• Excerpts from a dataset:
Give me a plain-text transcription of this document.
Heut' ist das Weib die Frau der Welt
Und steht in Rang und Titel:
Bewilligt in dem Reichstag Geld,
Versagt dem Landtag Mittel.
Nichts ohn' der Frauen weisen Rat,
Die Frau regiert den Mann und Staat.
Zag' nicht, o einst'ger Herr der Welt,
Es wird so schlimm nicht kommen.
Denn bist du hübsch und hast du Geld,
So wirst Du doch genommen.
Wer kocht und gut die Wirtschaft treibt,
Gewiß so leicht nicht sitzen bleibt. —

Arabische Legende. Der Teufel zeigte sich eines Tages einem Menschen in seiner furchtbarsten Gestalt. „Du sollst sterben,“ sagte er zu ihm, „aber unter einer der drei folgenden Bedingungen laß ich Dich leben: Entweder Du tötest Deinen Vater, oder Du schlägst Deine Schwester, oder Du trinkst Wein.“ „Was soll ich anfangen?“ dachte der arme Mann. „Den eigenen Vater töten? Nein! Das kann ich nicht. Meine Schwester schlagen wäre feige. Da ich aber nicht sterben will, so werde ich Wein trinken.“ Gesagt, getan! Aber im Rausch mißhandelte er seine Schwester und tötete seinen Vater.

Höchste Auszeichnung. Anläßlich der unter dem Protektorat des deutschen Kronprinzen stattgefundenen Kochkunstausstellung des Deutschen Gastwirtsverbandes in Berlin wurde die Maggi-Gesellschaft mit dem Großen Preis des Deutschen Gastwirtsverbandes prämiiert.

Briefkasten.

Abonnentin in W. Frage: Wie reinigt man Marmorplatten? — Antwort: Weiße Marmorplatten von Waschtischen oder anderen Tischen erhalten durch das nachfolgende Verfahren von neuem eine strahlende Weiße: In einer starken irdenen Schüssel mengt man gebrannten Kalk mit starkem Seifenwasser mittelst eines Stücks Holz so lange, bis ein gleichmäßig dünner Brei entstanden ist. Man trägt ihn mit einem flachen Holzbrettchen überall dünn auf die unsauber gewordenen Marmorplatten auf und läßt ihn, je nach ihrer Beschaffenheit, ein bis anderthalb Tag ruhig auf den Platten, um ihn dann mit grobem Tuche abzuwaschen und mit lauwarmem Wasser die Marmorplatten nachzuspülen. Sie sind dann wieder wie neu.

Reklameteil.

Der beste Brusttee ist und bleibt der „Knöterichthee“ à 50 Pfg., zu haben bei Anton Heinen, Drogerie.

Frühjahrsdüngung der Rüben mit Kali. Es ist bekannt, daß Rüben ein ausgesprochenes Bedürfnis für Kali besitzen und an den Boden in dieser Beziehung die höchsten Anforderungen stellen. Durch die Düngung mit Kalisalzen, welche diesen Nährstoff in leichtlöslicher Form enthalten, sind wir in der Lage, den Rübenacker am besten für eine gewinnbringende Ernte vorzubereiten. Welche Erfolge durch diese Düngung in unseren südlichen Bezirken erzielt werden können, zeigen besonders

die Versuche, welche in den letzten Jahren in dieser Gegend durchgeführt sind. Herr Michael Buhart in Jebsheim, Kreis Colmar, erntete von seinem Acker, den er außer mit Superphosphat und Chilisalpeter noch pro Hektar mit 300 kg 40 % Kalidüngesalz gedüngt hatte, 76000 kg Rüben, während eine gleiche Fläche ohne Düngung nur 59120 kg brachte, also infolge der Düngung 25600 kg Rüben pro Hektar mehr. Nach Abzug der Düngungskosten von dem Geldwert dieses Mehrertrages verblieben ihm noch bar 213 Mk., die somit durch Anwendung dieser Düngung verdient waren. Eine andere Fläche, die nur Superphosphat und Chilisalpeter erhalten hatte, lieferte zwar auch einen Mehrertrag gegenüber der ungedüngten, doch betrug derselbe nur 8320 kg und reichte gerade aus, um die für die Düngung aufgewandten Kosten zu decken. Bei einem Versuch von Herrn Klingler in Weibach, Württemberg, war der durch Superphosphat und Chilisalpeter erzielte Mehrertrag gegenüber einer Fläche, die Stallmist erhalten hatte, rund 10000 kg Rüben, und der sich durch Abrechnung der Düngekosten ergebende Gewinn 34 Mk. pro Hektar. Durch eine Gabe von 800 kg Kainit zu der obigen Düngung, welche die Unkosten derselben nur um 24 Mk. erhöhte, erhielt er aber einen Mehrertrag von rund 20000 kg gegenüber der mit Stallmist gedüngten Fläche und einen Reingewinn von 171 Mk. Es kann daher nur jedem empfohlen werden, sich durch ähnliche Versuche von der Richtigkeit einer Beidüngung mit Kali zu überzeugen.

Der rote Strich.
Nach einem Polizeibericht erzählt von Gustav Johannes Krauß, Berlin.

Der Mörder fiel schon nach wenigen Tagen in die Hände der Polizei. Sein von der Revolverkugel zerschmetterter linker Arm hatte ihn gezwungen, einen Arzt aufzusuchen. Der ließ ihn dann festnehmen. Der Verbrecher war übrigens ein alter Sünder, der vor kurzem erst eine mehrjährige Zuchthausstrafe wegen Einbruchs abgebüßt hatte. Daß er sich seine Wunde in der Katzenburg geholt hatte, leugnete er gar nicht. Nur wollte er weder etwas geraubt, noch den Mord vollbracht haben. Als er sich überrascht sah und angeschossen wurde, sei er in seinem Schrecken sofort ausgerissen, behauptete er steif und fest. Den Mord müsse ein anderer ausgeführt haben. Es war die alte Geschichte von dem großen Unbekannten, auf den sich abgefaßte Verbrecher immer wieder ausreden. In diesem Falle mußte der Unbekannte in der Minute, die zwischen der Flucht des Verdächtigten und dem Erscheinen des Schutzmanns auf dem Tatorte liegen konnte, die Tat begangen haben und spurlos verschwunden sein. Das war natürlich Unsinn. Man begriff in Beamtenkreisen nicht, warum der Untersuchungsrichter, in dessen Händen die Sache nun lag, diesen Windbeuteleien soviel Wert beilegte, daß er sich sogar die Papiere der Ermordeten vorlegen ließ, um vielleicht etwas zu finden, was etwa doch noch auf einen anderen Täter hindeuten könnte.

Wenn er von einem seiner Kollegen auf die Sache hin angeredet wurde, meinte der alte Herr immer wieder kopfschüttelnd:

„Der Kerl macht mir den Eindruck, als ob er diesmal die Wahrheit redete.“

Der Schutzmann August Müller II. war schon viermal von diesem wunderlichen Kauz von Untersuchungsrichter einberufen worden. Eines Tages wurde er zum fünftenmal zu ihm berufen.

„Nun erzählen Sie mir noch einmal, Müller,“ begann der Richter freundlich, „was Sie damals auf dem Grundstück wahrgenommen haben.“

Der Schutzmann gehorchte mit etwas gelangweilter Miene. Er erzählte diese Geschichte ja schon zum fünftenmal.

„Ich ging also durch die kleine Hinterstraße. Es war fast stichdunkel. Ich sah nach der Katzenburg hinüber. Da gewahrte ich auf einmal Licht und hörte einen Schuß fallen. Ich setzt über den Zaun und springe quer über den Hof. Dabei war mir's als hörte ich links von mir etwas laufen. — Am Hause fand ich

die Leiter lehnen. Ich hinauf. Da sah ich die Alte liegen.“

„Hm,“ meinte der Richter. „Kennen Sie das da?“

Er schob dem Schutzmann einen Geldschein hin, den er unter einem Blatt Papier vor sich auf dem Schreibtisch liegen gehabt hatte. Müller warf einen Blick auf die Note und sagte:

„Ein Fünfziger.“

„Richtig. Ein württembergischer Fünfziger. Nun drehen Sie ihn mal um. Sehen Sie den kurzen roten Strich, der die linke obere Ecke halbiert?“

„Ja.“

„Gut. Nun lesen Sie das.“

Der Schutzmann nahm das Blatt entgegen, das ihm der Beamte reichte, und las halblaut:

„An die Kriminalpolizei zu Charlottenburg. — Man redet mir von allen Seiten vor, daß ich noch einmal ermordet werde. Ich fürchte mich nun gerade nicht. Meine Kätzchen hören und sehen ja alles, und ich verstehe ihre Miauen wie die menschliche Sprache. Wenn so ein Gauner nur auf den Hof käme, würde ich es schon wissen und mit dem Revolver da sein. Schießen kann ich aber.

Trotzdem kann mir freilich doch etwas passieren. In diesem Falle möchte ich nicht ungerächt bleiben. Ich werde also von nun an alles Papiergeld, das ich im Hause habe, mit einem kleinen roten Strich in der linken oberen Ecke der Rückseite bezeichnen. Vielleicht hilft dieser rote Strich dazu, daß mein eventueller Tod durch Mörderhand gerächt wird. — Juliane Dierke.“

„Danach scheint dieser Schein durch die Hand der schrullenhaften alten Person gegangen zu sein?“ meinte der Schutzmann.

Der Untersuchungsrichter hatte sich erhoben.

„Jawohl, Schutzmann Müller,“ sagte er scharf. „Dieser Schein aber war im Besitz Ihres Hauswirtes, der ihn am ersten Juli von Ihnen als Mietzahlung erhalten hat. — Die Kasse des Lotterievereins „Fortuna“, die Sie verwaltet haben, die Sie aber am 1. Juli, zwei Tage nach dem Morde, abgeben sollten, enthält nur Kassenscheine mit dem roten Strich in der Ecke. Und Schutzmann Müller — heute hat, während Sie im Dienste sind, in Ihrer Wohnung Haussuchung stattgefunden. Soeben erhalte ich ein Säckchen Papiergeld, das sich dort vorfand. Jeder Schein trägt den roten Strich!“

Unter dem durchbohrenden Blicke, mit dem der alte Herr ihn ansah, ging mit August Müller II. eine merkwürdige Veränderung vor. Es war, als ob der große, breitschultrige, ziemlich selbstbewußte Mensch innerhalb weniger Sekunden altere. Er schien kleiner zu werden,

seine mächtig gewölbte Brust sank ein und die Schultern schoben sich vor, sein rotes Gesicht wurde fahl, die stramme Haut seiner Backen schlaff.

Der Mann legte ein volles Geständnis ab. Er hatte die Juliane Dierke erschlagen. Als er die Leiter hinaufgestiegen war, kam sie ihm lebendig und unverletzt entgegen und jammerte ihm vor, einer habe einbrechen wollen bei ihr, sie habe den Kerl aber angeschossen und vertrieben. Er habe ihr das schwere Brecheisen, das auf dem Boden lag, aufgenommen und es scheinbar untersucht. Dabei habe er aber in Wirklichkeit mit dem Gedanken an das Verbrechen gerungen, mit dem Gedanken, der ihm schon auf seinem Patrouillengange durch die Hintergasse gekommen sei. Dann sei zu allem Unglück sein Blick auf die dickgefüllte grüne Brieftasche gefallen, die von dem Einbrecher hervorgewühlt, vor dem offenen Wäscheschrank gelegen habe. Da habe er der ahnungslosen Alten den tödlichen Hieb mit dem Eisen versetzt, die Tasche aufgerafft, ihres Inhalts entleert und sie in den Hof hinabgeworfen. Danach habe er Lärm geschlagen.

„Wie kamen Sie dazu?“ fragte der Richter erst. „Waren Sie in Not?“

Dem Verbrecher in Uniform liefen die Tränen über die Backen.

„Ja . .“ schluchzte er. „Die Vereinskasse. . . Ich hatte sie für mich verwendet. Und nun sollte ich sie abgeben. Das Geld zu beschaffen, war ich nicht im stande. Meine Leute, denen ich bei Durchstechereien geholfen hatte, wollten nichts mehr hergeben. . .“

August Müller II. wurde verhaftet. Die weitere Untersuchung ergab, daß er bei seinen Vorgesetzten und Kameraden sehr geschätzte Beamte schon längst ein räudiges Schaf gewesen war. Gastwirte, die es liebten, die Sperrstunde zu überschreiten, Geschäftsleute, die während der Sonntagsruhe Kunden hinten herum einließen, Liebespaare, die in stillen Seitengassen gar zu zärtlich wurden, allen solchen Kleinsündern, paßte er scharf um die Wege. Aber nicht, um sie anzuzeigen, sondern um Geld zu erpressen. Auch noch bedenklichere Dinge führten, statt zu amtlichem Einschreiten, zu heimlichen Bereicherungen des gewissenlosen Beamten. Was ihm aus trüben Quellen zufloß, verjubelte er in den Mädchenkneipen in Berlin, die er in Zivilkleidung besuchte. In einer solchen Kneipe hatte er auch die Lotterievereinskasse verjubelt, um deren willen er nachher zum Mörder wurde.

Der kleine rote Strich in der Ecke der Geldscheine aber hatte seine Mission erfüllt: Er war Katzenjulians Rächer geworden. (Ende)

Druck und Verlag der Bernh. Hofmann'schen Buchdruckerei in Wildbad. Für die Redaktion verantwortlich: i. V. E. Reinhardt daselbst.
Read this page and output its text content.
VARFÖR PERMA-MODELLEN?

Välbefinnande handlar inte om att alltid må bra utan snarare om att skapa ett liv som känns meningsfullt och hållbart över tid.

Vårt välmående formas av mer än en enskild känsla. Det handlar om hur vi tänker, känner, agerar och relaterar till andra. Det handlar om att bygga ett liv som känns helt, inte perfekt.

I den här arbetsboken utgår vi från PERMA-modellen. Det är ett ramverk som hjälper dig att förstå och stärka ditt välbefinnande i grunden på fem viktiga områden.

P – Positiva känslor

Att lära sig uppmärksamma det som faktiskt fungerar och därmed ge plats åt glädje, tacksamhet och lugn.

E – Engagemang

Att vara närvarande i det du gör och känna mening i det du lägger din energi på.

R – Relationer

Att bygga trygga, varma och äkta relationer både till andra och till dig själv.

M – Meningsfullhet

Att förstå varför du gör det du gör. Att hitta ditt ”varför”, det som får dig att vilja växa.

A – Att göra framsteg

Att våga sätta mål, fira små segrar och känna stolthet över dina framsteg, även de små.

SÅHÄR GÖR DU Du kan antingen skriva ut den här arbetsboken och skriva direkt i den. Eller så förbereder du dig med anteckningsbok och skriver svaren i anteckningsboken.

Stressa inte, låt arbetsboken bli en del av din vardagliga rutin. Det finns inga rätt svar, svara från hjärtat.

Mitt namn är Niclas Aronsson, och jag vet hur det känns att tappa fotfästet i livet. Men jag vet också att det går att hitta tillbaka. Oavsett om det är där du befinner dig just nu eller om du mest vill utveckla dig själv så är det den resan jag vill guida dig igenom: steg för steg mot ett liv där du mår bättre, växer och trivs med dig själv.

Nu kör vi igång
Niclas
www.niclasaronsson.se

• EXERCISE REQUIREMENTS:
Among the records above, determine how many lines contain "Dierke", then report the number only.

• WRITTEN RESPONSE:
2